What you are asked to do
Collect all lines containing the word "方法点拨" from the data.

Extracted data
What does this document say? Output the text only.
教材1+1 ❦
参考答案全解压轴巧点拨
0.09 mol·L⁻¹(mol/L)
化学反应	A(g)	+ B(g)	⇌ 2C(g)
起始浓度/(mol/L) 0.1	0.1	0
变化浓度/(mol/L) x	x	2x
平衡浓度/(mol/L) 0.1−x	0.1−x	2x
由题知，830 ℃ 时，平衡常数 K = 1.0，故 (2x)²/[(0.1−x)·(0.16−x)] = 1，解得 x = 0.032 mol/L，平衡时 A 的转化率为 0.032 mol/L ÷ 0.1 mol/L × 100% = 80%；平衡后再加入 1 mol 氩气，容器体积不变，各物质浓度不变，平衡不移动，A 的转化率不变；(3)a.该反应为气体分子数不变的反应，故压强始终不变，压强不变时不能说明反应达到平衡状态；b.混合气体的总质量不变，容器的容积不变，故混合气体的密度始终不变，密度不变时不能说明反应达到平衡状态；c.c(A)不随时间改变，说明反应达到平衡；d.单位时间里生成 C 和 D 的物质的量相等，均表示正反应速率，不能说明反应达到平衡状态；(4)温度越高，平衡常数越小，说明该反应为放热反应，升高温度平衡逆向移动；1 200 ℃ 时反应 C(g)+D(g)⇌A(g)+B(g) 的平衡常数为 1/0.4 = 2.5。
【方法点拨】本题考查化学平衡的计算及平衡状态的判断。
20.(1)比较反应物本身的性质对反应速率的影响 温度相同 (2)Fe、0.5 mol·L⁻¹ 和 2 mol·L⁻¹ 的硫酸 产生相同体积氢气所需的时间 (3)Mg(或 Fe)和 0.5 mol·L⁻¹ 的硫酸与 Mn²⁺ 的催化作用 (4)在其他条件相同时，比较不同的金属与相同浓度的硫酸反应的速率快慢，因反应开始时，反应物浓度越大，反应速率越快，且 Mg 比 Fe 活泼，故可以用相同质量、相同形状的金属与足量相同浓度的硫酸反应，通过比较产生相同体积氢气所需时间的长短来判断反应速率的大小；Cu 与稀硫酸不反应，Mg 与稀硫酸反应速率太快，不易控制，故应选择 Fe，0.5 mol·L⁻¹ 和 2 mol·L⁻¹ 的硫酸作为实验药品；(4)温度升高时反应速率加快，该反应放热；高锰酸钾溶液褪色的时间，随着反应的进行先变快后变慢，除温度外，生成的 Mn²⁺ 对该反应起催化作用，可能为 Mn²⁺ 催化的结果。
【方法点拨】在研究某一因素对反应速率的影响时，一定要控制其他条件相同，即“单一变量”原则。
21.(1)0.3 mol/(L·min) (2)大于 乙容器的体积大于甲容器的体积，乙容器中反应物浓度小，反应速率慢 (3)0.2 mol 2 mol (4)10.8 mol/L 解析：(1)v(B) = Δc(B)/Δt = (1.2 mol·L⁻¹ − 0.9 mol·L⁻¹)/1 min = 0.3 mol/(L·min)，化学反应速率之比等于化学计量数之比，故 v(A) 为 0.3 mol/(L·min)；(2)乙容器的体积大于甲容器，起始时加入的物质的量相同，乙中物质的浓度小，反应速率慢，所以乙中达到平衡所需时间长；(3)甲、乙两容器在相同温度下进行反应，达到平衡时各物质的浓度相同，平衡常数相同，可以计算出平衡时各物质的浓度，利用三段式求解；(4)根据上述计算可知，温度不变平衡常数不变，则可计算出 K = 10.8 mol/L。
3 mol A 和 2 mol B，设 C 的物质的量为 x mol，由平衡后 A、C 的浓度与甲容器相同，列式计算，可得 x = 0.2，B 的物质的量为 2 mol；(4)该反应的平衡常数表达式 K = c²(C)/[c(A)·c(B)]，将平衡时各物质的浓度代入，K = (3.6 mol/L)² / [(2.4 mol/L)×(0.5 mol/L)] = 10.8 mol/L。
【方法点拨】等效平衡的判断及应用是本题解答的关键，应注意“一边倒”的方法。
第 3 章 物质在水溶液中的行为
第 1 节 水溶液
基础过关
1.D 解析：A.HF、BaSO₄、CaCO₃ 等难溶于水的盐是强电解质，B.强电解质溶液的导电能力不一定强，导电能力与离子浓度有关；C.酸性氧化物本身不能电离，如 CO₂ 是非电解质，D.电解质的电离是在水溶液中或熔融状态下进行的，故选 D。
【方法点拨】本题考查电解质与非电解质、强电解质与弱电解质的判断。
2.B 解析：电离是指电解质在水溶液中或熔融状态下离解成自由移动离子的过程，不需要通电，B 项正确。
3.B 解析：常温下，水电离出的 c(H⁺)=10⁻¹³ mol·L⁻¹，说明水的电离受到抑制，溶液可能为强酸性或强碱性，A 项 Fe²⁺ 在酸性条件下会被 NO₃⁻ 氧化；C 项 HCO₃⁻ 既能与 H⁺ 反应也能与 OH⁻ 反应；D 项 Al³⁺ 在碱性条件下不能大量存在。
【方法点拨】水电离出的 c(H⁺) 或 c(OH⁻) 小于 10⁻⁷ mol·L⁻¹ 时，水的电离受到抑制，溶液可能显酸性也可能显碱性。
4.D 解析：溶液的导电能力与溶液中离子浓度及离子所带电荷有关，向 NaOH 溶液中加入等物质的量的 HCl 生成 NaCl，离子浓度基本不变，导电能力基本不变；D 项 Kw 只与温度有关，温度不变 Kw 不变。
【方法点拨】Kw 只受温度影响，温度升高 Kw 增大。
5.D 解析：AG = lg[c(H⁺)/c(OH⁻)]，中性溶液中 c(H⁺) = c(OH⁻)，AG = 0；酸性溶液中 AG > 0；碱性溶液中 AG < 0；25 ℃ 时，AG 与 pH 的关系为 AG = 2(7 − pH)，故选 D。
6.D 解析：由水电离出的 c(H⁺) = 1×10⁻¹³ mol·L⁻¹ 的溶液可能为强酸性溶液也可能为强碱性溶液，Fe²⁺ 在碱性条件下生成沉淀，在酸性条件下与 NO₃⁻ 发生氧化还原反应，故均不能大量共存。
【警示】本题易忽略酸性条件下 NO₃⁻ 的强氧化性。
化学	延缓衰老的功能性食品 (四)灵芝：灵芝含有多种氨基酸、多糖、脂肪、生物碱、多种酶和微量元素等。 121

Exercise solution
【方法点拨】本题考查化学平衡的计算及平衡状态的判断。
【方法点拨】在研究某一因素对反应速率的影响时，一定要控制其他条件相同，即“单一变量”原则。
【方法点拨】等效平衡的判断及应用是本题解答的关键，应注意“一边倒”的方法。
【方法点拨】本题考查电解质与非电解质、强电解质与弱电解质的判断。
【方法点拨】水电离出的 c(H⁺) 或 c(OH⁻) 小于 10⁻⁷ mol·L⁻¹ 时，水的电离受到抑制，溶液可能显酸性也可能显碱性。
【方法点拨】Kw 只受温度影响，温度升高 Kw 增大。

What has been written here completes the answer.